> Extract to read:
+===+
As far as I understand the original patchset, watch_mount was designed
to monitor mountpoint operations (mount, umount,.. ) in a sub-tree,
while watch_sb monitors filesystem operations and errors.  I'm not
working with watch_mount, my current interest is in having a
notifications mechanism for filesystem errors, which seemed to fit
nicely with the watch_sb patchset for watch_queue.

> The path based user API is really asking to watch a mount, not a
> superblock. We don't otherwise expose superblocks to userspace at
> all, so this seems like the API is somewhat exposing internal kernel
> implementation behind mounts. However, there -is- a watch_mount()
> syscall floating around somewhere, so it makes me wonder exactly why
> we need a second syscall and interface protocol to expose
> essentially the same path-based watch information to userspace.

I think these are indeed different syscalls, but maybe a bit misnamed.

If not by path, how could we uniquely identify an entire filesystem?
Maybe pointing to a block device that has a valid filesystem and in the
case of fs spawning through multiple devices, consider all of them?  But
that would not work for some misc filesystems, like tmpfs.

> Without having that syscall the same patchset, or a reference to
> that patchset (and man page documenting the interface), I have no
> idea what it does or why it is different or why it can't be used for
> these error notifications....

As a short summary, My goal is an error reporting mechanism for ext4
(preferably that can also be used by other filesystems) that allows a
userspace application to monitor errors on the filesystem without losing
information and without having to parse a convoluted dmesg.  The
watch_queue API seem to expose exactly the infrastructure for this kind
of thing.  As I said, I'm gonna send a proposal with more details
because, I'd really like to have something that can be used by several
filesystems.

-- 
Gabriel Krisman Bertazi
+===+
> Data:
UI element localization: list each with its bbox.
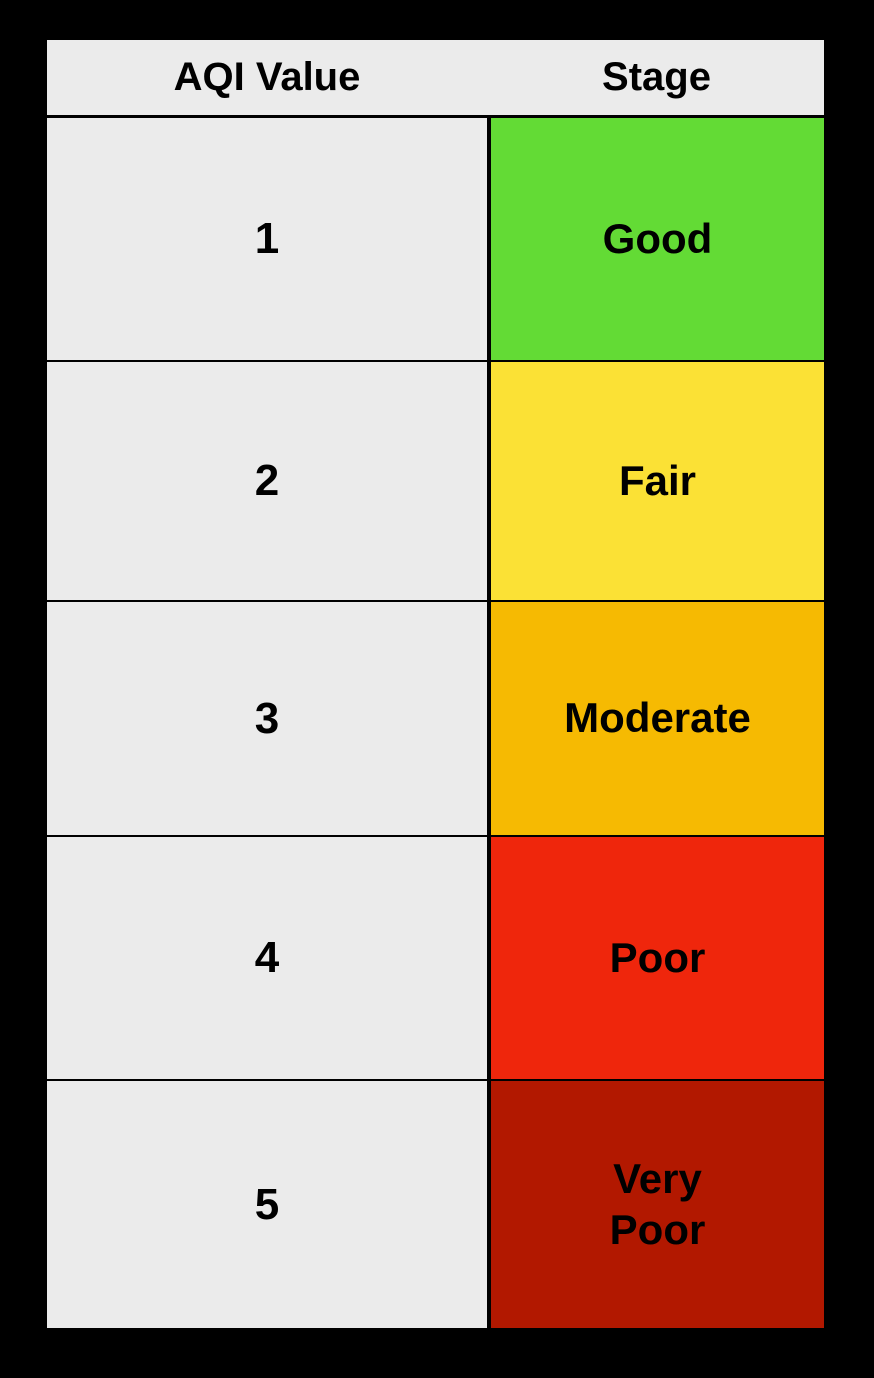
stage-cell: Fair [491,362,824,600]
aqi-value-cell: 3 [47,602,487,835]
header-stage: Stage [602,55,711,99]
stage-cell: Very Poor [491,1081,824,1328]
table-row: 1 Good [45,118,826,360]
aqi-table: AQI Value Stage 1 Good 2 Fair 3 Moderate… [45,38,826,1330]
stage-cell: Good [491,118,824,360]
table-row: 5 Very Poor [45,1081,826,1328]
aqi-value-cell: 2 [47,362,487,600]
aqi-value-cell: 1 [47,118,487,360]
stage-cell: Poor [491,837,824,1079]
table-header-row: AQI Value Stage [47,40,824,115]
table-row: 4 Poor [45,837,826,1079]
table-row: 3 Moderate [45,602,826,835]
aqi-value-cell: 5 [47,1081,487,1328]
header-aqi-value: AQI Value [173,55,361,99]
stage-cell: Moderate [491,602,824,835]
table-row: 2 Fair [45,362,826,600]
aqi-value-cell: 4 [47,837,487,1079]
+===+
> Task goal: Extract everything in the mailing list reply from "If not by path, how" down to "these error notifications....". The material comes from a separate source that has nothing to do with the mailing list reply.

> Reply to the exercise:
If not by path, how could we uniquely identify an entire filesystem?
Maybe pointing to a block device that has a valid filesystem and in the
case of fs spawning through multiple devices, consider all of them?  But
that would not work for some misc filesystems, like tmpfs.

> Without having that syscall the same patchset, or a reference to
> that patchset (and man page documenting the interface), I have no
> idea what it does or why it is different or why it can't be used for
> these error notifications....